Copy all the entries below exactly, but not the pictures.

====== Dataset extract ======

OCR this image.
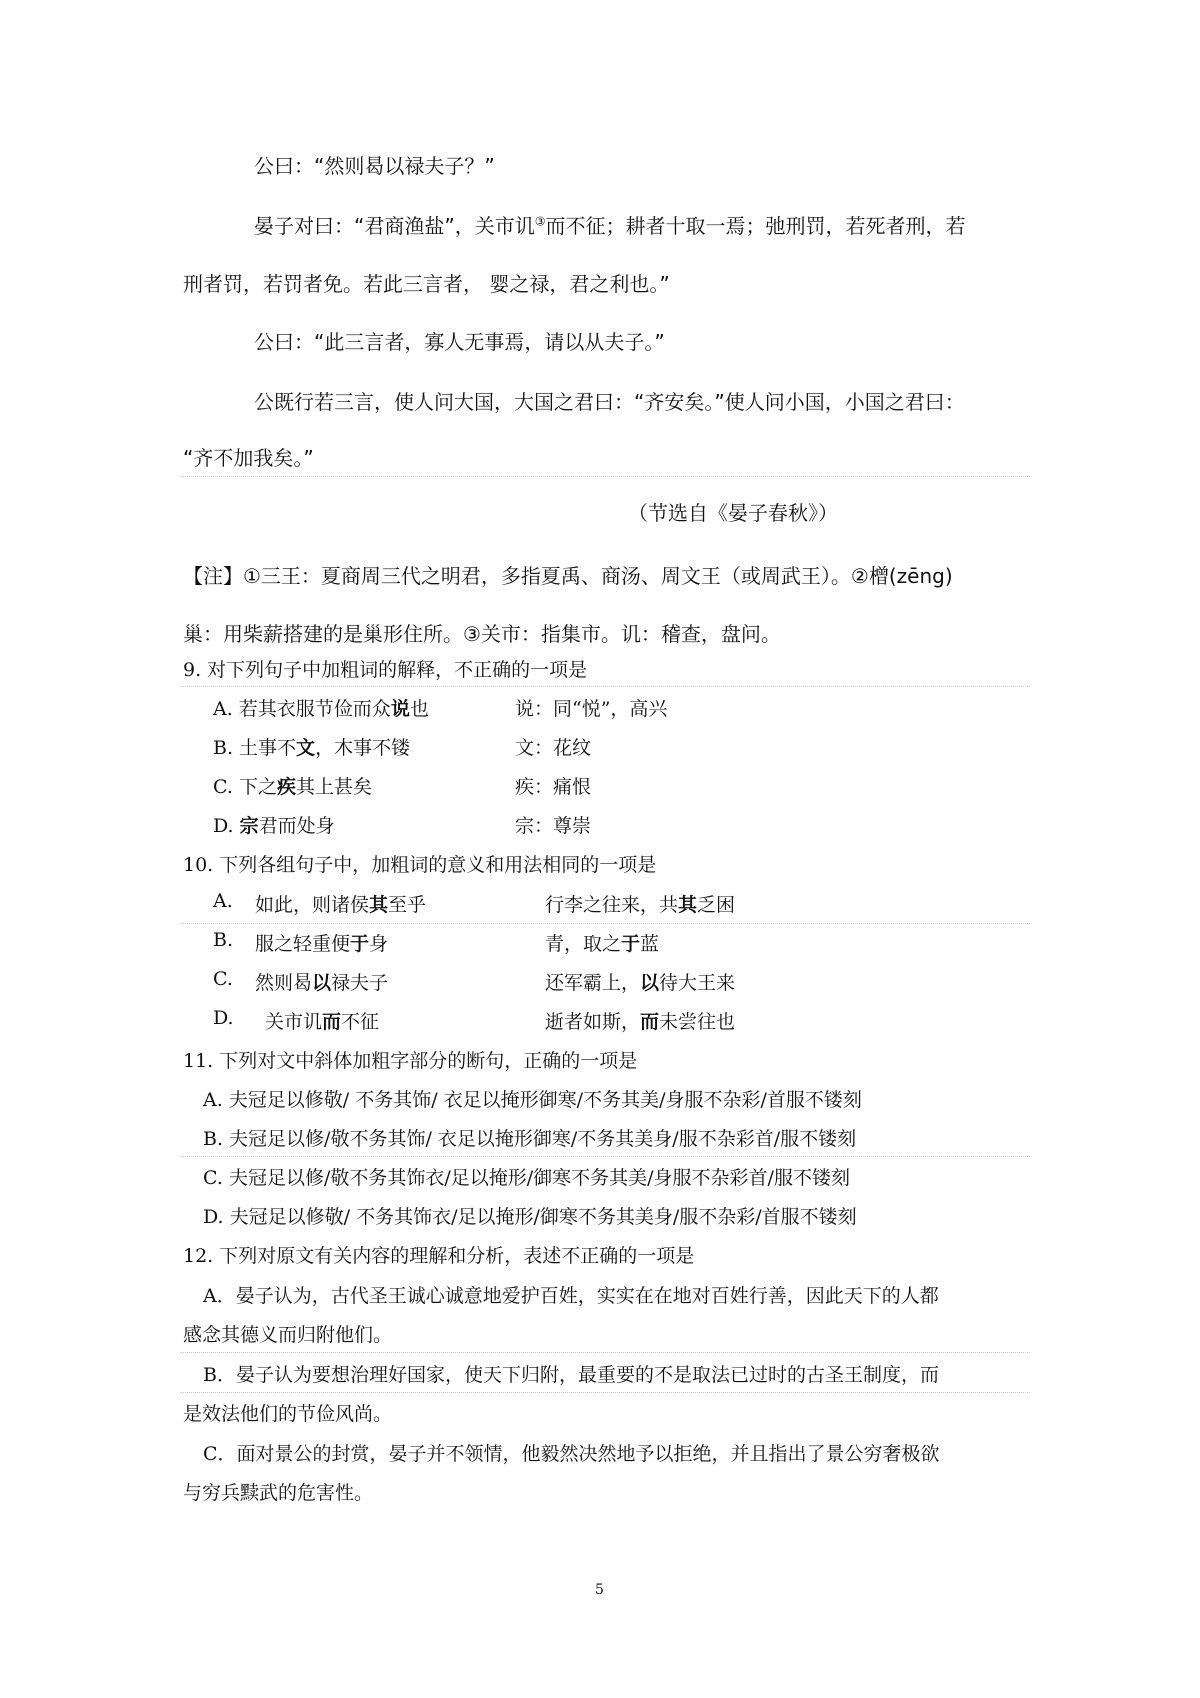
公曰：“然则曷以禄夫子？”
晏子对曰：“君商渔盐”，关市讥③而不征；耕者十取一焉；弛刑罚，若死者刑，若
刑者罚，若罚者免。若此三言者， 婴之禄，君之利也。”
公曰：“此三言者，寡人无事焉，请以从夫子。”
公既行若三言，使人问大国，大国之君曰：“齐安矣。”使人问小国，小国之君曰：
“齐不加我矣。”
（节选自《晏子春秋》）
【注】①三王：夏商周三代之明君，多指夏禹、商汤、周文王（或周武王）。②橧(zēng)
巢：用柴薪搭建的是巢形住所。③关市：指集市。讥：稽查，盘问。
9. 对下列句子中加粗词的解释，不正确的一项是
A. 若其衣服节俭而众说也	说：同“悦”，高兴
B. 土事不文，木事不镂	文：花纹
C. 下之疾其上甚矣	疾：痛恨
D. 宗君而处身	宗：尊崇
10. 下列各组句子中，加粗词的意义和用法相同的一项是
A. 如此，则诸侯其至乎	行李之往来，共其乏困
B. 服之轻重便于身	青，取之于蓝
C. 然则曷以禄夫子	还军霸上，以待大王来
D. 关市讥而不征	逝者如斯，而未尝往也
11. 下列对文中斜体加粗字部分的断句，正确的一项是
A. 夫冠足以修敬/ 不务其饰/ 衣足以掩形御寒/不务其美/身服不杂彩/首服不镂刻
B. 夫冠足以修/敬不务其饰/ 衣足以掩形御寒/不务其美身/服不杂彩首/服不镂刻
C. 夫冠足以修/敬不务其饰衣/足以掩形/御寒不务其美/身服不杂彩首/服不镂刻
D. 夫冠足以修敬/ 不务其饰衣/足以掩形/御寒不务其美身/服不杂彩/首服不镂刻
12. 下列对原文有关内容的理解和分析，表述不正确的一项是
A．晏子认为，古代圣王诚心诚意地爱护百姓，实实在在地对百姓行善，因此天下的人都
感念其德义而归附他们。
B．晏子认为要想治理好国家，使天下归附，最重要的不是取法已过时的古圣王制度，而
是效法他们的节俭风尚。
C．面对景公的封赏，晏子并不领情，他毅然决然地予以拒绝，并且指出了景公穷奢极欲
与穷兵黩武的危害性。
5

======

> [Answer to the exercise]
OCR this image.
公曰：“然则曷以禄夫子？”
晏子对曰：“君商渔盐”，关市讥③而不征；耕者十取一焉；弛刑罚，若死者刑，若
刑者罚，若罚者免。若此三言者， 婴之禄，君之利也。”
公曰：“此三言者，寡人无事焉，请以从夫子。”
公既行若三言，使人问大国，大国之君曰：“齐安矣。”使人问小国，小国之君曰：
“齐不加我矣。”
（节选自《晏子春秋》）
【注】①三王：夏商周三代之明君，多指夏禹、商汤、周文王（或周武王）。②橧(zēng)
巢：用柴薪搭建的是巢形住所。③关市：指集市。讥：稽查，盘问。
9. 对下列句子中加粗词的解释，不正确的一项是
A. 若其衣服节俭而众说也	说：同“悦”，高兴
B. 土事不文，木事不镂	文：花纹
C. 下之疾其上甚矣	疾：痛恨
D. 宗君而处身	宗：尊崇
10. 下列各组句子中，加粗词的意义和用法相同的一项是
A. 如此，则诸侯其至乎	行李之往来，共其乏困
B. 服之轻重便于身	青，取之于蓝
C. 然则曷以禄夫子	还军霸上，以待大王来
D. 关市讥而不征	逝者如斯，而未尝往也
11. 下列对文中斜体加粗字部分的断句，正确的一项是
A. 夫冠足以修敬/ 不务其饰/ 衣足以掩形御寒/不务其美/身服不杂彩/首服不镂刻
B. 夫冠足以修/敬不务其饰/ 衣足以掩形御寒/不务其美身/服不杂彩首/服不镂刻
C. 夫冠足以修/敬不务其饰衣/足以掩形/御寒不务其美/身服不杂彩首/服不镂刻
D. 夫冠足以修敬/ 不务其饰衣/足以掩形/御寒不务其美身/服不杂彩/首服不镂刻
12. 下列对原文有关内容的理解和分析，表述不正确的一项是
A．晏子认为，古代圣王诚心诚意地爱护百姓，实实在在地对百姓行善，因此天下的人都
感念其德义而归附他们。
B．晏子认为要想治理好国家，使天下归附，最重要的不是取法已过时的古圣王制度，而
是效法他们的节俭风尚。
C．面对景公的封赏，晏子并不领情，他毅然决然地予以拒绝，并且指出了景公穷奢极欲
与穷兵黩武的危害性。
5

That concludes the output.